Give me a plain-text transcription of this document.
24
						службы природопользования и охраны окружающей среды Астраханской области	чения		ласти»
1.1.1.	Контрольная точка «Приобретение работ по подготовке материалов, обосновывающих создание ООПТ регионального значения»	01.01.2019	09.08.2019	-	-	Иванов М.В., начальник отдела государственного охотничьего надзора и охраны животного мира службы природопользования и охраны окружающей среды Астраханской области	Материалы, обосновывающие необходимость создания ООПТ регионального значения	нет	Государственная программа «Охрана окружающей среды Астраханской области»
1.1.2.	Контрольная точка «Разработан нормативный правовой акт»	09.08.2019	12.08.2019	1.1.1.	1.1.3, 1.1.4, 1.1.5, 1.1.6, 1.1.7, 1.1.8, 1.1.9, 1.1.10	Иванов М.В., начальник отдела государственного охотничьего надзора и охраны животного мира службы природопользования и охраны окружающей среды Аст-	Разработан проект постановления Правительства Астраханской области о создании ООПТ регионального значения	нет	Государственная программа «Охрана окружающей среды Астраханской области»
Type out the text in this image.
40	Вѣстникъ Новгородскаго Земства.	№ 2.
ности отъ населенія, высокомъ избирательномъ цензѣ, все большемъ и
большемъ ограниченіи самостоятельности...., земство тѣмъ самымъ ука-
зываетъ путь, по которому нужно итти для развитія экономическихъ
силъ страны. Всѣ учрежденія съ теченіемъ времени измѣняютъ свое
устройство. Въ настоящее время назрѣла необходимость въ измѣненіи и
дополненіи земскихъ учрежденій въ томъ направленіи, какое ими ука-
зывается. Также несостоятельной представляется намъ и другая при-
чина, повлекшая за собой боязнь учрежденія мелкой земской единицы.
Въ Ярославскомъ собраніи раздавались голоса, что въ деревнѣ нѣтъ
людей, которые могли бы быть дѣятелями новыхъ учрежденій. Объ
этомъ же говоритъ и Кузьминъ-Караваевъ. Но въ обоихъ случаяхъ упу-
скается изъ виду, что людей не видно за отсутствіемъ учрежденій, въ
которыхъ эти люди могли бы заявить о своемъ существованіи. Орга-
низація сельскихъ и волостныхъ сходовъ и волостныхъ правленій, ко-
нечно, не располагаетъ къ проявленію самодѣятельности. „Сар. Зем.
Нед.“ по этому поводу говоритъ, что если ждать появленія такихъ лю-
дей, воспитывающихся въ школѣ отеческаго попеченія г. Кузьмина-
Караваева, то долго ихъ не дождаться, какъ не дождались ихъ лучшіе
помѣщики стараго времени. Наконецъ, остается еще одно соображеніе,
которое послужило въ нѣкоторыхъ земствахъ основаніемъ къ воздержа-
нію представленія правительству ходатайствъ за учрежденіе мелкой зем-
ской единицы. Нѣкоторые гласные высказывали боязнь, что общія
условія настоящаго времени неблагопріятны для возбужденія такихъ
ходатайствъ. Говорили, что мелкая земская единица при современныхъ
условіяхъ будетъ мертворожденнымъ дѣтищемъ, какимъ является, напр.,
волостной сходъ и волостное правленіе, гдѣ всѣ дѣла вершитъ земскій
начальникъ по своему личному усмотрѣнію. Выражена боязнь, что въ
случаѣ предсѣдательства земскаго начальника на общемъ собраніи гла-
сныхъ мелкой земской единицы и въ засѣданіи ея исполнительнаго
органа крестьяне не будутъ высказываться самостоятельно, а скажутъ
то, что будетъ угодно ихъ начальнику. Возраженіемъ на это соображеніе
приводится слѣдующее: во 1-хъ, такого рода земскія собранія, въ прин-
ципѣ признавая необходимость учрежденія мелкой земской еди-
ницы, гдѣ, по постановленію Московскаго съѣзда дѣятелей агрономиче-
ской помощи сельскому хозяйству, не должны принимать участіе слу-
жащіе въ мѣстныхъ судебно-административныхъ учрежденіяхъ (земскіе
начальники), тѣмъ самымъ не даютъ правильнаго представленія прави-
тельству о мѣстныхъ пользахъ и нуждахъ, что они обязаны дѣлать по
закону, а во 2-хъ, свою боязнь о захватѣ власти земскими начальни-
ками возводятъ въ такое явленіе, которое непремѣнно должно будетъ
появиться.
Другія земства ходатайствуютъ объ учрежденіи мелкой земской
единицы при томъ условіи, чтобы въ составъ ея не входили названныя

◆ GIVEN EXERCISE:
Among the entries above, how many lines include the word "тѣмъ"? Reply with the number only.

◆ WORKED ANSWER:
2